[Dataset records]
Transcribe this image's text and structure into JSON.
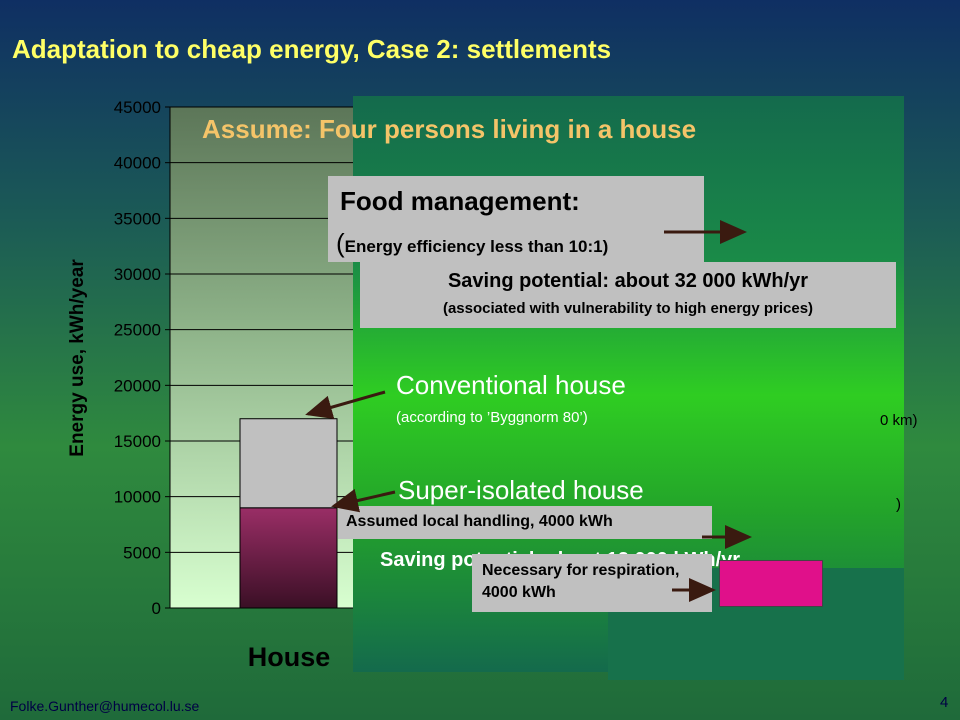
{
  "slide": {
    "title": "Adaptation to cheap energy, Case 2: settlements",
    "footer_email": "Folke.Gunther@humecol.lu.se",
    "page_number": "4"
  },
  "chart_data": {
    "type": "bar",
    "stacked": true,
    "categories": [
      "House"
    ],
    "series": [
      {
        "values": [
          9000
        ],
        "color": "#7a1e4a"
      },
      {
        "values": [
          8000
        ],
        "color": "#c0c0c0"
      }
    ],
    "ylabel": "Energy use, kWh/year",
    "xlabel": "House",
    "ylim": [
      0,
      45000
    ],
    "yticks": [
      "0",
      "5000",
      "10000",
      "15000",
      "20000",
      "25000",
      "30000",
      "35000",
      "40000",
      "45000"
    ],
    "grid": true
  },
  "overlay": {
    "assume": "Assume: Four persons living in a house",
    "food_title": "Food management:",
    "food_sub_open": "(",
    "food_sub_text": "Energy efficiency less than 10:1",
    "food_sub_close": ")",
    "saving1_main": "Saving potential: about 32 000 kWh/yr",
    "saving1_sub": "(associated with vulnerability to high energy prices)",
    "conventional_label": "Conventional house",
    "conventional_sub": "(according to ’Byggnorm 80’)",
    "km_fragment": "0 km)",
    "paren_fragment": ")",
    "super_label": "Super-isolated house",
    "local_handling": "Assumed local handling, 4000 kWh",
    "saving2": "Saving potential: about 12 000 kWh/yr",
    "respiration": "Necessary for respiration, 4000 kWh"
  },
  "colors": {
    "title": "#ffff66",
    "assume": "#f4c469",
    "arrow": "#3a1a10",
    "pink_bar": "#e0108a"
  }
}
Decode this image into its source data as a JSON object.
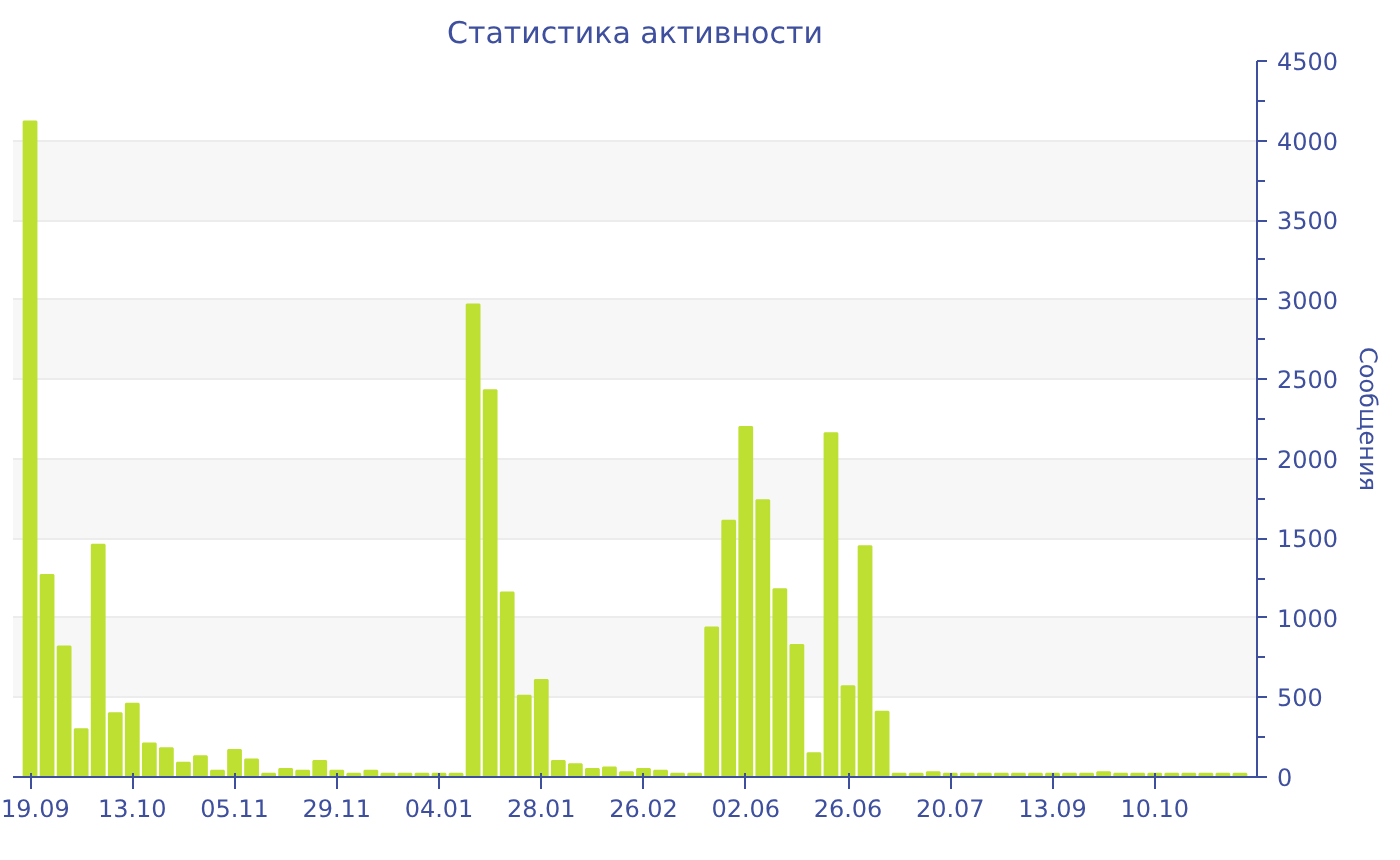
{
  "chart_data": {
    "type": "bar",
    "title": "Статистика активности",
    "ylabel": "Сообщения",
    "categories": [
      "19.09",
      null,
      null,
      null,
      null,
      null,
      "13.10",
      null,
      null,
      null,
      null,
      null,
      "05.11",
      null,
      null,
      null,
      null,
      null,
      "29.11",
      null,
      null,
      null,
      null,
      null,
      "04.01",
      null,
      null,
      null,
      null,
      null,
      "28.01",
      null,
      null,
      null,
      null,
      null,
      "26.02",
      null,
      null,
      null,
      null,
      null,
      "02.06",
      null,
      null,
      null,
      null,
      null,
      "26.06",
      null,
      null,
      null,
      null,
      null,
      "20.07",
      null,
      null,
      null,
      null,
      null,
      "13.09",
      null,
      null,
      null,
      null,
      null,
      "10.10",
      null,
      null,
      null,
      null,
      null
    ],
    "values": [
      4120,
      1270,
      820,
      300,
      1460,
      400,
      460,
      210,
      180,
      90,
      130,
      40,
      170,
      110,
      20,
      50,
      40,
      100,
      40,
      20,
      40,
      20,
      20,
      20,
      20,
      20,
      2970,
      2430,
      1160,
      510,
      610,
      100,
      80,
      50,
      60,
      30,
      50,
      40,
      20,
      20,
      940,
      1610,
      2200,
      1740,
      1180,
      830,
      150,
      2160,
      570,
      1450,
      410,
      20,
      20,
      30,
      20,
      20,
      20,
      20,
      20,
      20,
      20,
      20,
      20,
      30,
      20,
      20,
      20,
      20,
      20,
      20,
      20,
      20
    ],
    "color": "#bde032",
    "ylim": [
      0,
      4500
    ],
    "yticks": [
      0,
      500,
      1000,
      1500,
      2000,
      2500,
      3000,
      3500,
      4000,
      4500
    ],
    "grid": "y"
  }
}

▶ _EXERCISE_: Find the lines containing "this" and pull them out.

▶ _EXPECTED ANSWER_:
Transcribe this image's text and structure into JSON.
Decode this image into its source data as a JSON object.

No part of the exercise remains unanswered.